(Data records)
= = = =

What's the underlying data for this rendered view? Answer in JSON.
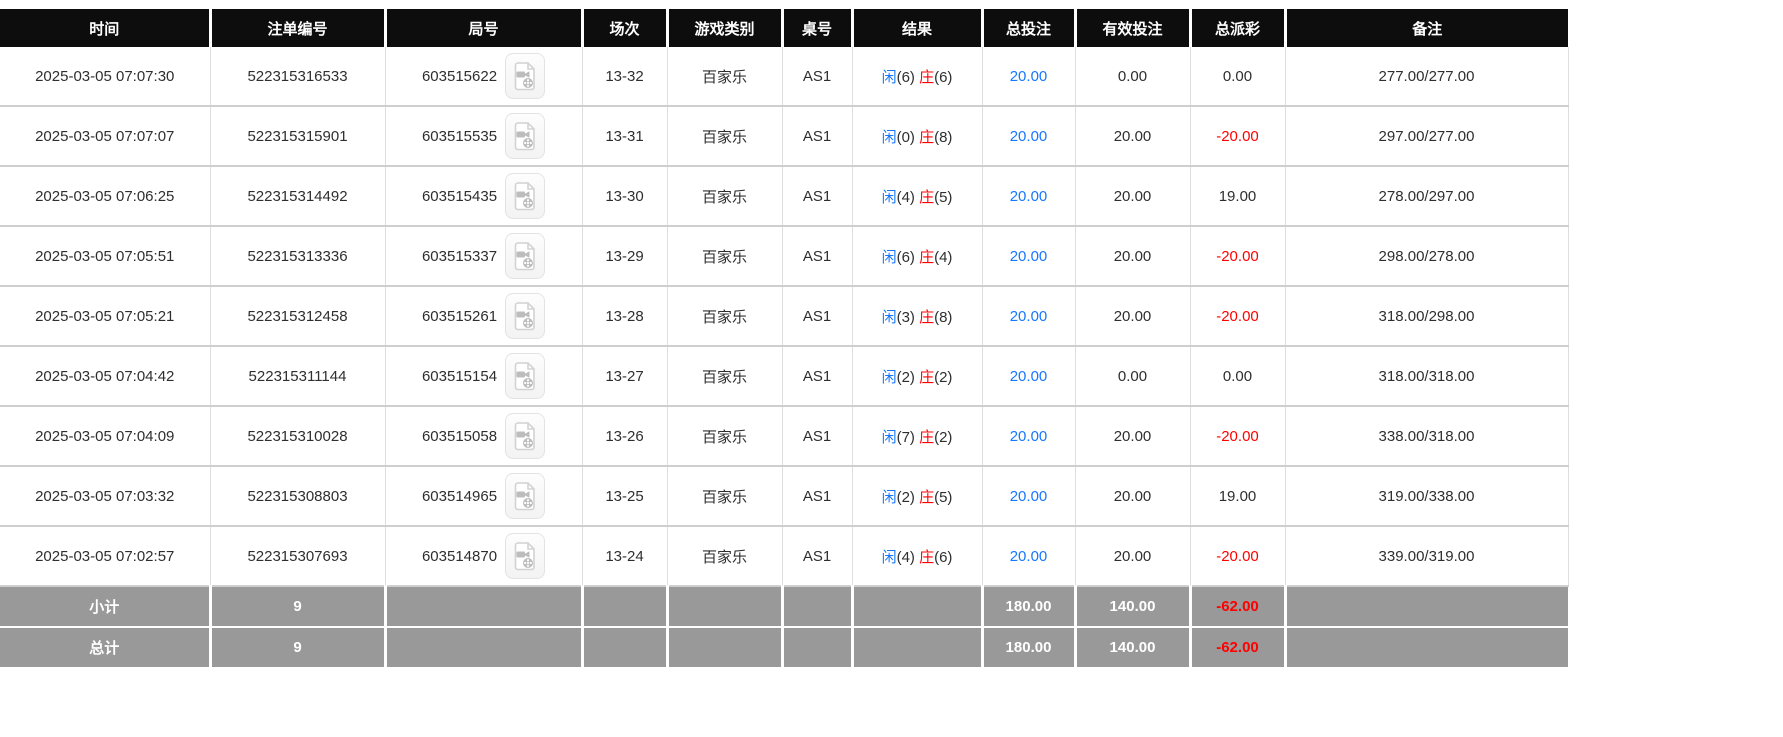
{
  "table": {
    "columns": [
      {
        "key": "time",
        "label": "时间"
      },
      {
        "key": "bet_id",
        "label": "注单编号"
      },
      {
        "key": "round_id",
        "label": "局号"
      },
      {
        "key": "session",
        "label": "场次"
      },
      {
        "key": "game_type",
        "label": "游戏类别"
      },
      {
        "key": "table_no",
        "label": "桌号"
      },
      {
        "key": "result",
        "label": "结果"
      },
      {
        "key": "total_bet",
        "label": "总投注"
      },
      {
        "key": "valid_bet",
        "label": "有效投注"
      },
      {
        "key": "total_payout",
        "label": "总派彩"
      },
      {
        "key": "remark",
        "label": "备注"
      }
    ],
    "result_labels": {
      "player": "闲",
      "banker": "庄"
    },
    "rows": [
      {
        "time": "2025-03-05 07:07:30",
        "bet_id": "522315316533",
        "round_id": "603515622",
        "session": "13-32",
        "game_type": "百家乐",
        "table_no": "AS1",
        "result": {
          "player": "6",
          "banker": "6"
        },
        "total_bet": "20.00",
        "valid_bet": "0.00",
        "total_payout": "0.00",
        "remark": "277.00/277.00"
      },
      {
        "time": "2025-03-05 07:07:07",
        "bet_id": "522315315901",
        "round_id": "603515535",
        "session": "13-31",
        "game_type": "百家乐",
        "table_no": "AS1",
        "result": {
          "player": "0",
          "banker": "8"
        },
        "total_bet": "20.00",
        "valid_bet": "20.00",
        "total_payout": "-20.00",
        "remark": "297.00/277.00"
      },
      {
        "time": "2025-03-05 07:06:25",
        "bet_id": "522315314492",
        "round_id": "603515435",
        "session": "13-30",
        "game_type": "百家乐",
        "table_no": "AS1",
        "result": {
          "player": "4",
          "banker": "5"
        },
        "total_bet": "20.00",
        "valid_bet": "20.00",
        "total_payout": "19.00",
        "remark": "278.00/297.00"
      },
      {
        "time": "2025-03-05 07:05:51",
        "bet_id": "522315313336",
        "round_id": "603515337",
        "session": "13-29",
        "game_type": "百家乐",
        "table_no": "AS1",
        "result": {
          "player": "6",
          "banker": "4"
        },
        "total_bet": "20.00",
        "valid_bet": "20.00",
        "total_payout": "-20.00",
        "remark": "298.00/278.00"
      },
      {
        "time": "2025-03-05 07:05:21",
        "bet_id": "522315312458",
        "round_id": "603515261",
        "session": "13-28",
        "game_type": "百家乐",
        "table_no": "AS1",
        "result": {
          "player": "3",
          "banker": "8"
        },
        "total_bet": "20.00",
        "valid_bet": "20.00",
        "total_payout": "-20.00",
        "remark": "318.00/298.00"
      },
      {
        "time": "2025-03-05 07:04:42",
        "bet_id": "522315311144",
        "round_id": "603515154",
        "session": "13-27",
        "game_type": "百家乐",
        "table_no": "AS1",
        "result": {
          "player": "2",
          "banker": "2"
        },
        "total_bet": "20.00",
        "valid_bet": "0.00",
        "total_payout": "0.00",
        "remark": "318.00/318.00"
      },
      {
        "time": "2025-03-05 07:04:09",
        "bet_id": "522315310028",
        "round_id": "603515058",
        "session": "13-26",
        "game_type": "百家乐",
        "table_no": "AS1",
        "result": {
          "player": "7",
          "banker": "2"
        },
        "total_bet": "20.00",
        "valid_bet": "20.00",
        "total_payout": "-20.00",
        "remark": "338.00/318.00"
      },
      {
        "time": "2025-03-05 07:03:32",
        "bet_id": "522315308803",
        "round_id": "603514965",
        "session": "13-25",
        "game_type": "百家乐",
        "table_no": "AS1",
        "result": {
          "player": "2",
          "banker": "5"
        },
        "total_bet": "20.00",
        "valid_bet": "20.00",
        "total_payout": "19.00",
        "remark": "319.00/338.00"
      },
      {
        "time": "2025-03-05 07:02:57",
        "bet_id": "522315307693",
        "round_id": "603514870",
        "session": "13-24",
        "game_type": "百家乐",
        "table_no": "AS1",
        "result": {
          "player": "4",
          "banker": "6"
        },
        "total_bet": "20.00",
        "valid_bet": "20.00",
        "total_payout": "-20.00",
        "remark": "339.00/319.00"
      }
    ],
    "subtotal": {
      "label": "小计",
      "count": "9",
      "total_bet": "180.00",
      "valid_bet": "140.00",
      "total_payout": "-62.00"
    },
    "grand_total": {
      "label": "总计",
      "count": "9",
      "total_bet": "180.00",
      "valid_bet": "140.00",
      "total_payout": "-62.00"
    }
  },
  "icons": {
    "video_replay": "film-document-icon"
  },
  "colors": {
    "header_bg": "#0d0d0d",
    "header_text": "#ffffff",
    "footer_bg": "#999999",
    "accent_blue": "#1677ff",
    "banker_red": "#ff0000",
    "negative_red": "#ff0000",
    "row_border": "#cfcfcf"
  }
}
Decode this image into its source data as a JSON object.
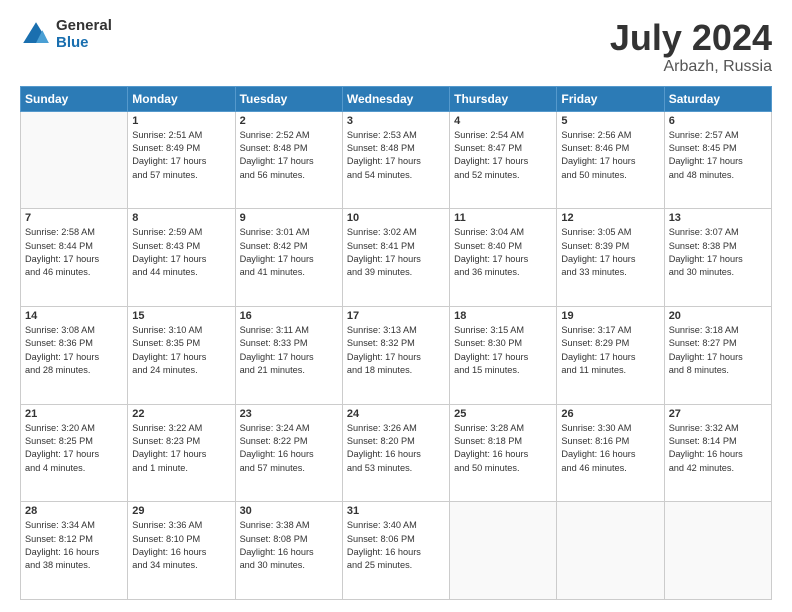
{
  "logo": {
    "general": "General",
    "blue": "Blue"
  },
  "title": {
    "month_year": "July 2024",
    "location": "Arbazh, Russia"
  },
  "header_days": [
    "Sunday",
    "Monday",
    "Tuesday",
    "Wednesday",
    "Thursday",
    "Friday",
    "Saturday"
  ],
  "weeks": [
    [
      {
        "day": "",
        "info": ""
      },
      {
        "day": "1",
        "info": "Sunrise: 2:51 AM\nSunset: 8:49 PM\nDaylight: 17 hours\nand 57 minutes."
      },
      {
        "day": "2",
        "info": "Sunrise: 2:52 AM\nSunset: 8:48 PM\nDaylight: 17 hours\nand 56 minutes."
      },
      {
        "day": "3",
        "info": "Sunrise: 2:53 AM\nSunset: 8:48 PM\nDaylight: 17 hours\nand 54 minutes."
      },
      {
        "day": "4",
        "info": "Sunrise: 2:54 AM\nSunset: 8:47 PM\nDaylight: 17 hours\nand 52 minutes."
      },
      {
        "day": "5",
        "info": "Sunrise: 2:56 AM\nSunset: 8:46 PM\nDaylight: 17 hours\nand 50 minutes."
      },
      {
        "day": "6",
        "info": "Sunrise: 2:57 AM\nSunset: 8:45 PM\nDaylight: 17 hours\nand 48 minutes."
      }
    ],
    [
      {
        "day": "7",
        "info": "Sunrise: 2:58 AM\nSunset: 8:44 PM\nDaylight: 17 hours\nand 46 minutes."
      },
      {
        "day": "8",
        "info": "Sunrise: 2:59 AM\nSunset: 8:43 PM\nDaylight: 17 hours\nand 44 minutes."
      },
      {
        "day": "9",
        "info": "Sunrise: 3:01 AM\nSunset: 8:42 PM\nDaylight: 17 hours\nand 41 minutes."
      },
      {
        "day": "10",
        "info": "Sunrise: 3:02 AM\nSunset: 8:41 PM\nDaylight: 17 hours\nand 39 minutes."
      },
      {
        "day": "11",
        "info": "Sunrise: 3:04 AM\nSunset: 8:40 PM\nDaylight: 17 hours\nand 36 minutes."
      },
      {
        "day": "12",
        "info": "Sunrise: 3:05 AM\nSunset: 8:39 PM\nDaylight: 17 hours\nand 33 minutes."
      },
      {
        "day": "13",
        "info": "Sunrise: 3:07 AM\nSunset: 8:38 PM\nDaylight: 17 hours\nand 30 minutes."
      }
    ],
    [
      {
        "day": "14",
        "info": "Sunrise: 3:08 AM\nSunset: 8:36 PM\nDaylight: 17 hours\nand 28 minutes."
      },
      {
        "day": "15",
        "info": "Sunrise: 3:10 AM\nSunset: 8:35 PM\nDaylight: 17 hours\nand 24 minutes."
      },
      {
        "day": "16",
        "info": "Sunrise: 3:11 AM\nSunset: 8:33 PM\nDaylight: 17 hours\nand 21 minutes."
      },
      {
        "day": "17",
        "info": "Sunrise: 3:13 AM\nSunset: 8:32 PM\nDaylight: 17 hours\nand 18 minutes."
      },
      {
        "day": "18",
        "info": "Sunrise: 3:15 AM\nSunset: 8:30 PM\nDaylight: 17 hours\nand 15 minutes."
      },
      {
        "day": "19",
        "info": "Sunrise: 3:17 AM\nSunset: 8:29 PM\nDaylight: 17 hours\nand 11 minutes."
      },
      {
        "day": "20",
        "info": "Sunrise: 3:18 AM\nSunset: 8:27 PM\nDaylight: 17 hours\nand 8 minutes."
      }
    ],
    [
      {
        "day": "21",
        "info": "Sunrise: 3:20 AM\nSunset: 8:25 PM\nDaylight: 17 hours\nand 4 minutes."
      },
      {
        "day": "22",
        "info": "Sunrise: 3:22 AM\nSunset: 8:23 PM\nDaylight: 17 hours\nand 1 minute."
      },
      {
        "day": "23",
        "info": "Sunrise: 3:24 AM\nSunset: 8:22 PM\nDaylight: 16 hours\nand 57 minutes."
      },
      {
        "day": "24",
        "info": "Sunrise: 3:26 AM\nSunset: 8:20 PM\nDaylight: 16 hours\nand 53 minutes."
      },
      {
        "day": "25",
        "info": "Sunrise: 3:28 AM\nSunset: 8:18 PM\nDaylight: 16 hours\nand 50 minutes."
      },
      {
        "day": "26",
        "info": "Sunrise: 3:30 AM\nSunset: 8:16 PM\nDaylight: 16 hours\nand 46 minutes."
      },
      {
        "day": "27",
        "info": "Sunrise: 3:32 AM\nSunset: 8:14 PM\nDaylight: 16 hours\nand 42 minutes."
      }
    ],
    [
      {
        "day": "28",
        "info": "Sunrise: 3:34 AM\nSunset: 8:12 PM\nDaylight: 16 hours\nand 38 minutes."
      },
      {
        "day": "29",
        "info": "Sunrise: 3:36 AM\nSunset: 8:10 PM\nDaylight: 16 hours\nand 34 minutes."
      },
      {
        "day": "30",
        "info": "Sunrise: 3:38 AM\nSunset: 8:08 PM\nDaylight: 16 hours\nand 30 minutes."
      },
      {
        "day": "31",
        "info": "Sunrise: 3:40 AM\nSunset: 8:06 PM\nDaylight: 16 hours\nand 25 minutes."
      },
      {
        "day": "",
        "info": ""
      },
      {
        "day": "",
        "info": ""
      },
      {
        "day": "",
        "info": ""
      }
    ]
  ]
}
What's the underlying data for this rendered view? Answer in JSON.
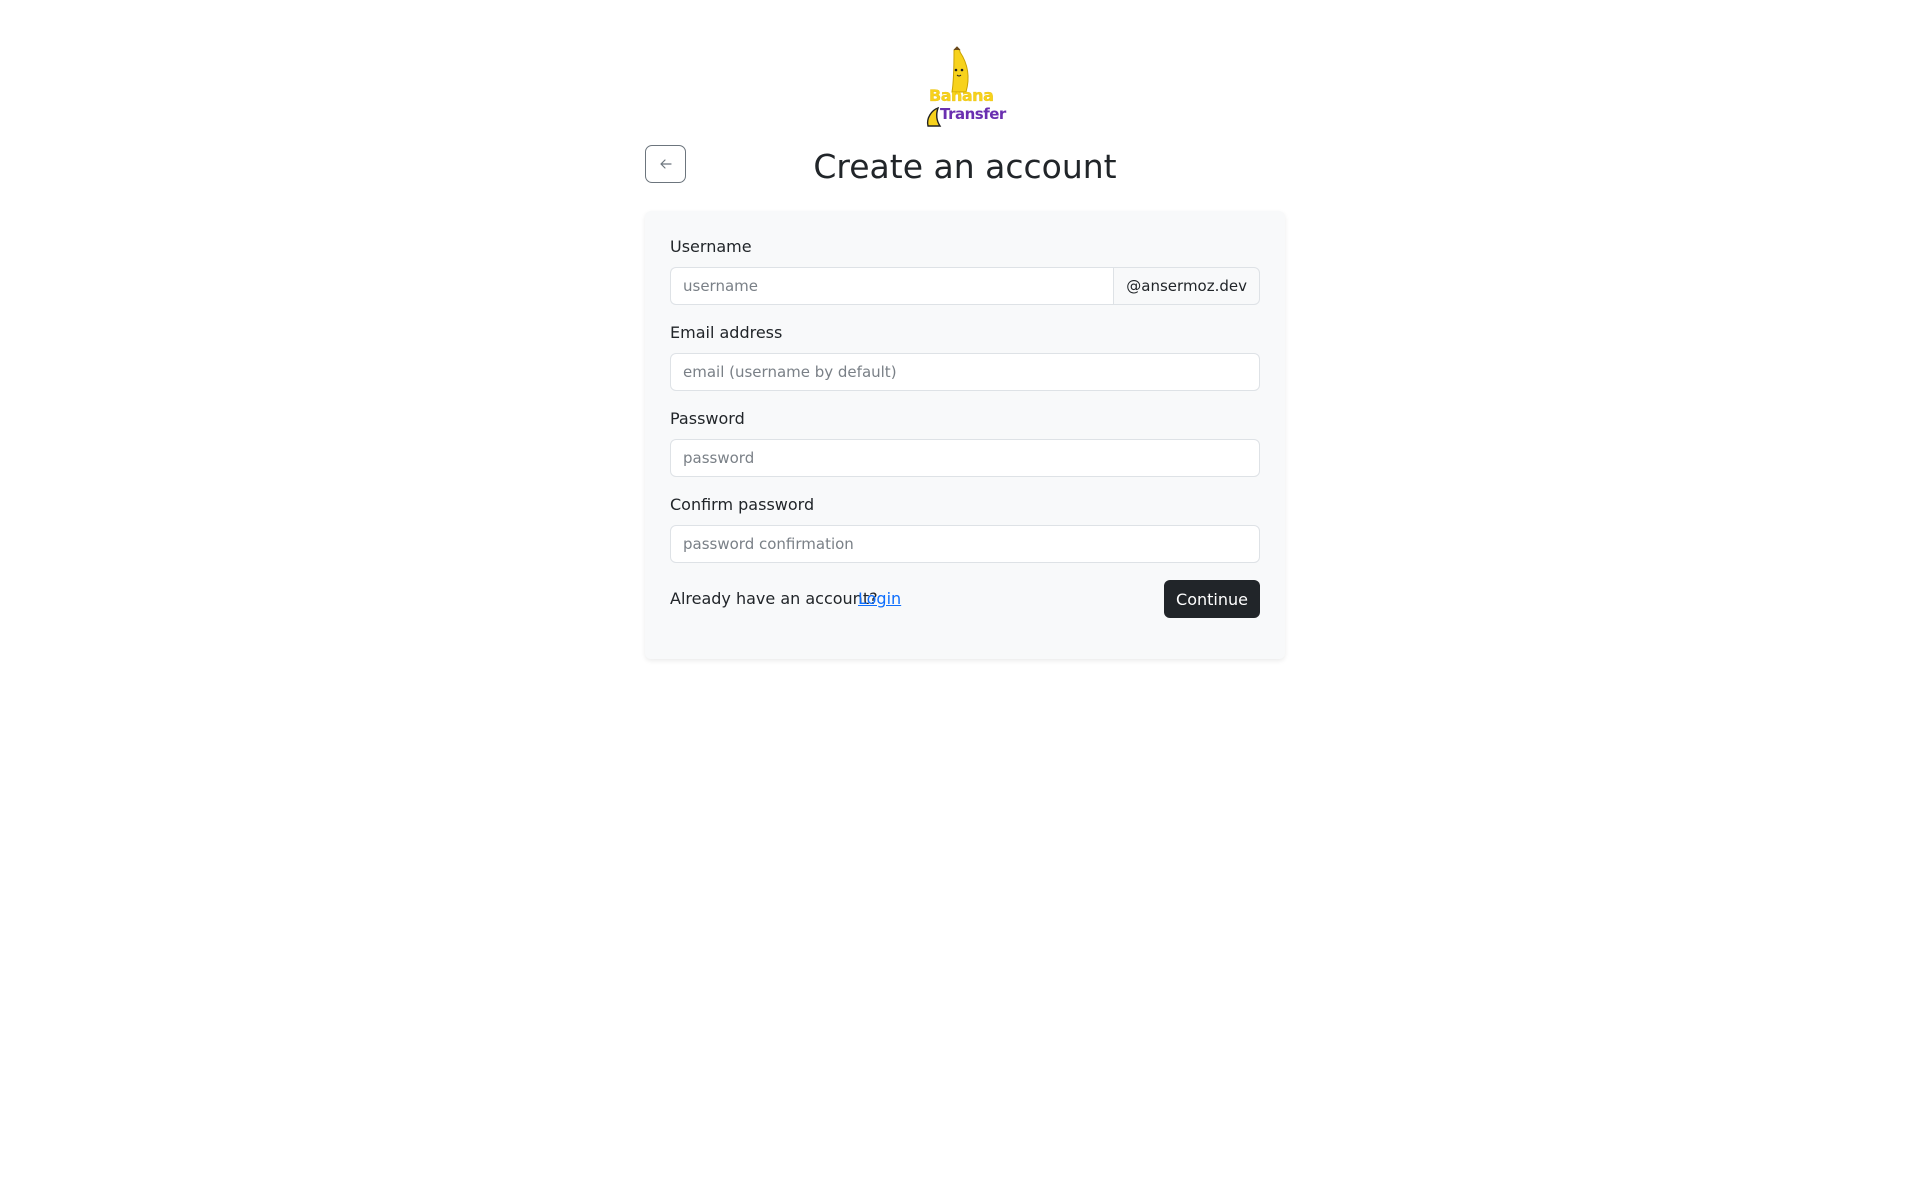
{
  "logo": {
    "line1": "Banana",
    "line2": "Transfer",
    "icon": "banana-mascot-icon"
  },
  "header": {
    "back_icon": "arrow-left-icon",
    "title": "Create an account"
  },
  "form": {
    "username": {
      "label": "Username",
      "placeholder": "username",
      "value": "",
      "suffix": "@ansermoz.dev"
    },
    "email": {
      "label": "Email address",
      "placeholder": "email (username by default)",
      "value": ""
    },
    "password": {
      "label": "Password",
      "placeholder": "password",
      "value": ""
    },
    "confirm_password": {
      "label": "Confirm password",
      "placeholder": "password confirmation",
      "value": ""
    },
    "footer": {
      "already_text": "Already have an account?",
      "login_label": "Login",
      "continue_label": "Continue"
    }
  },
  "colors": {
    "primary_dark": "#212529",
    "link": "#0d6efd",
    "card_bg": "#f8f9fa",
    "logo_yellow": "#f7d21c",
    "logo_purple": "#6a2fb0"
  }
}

= = = =

◆ **Task directions**: Isolate each line of the listing above that includes "session". Copy it.

◆ **Expected output**:
        "key": "session",
        "session": "13-32",
        "session": "13-31",
        "session": "13-30",
        "session": "13-29",
        "session": "13-28",
        "session": "13-27",
        "session": "13-26",
        "session": "13-25",
        "session": "13-24",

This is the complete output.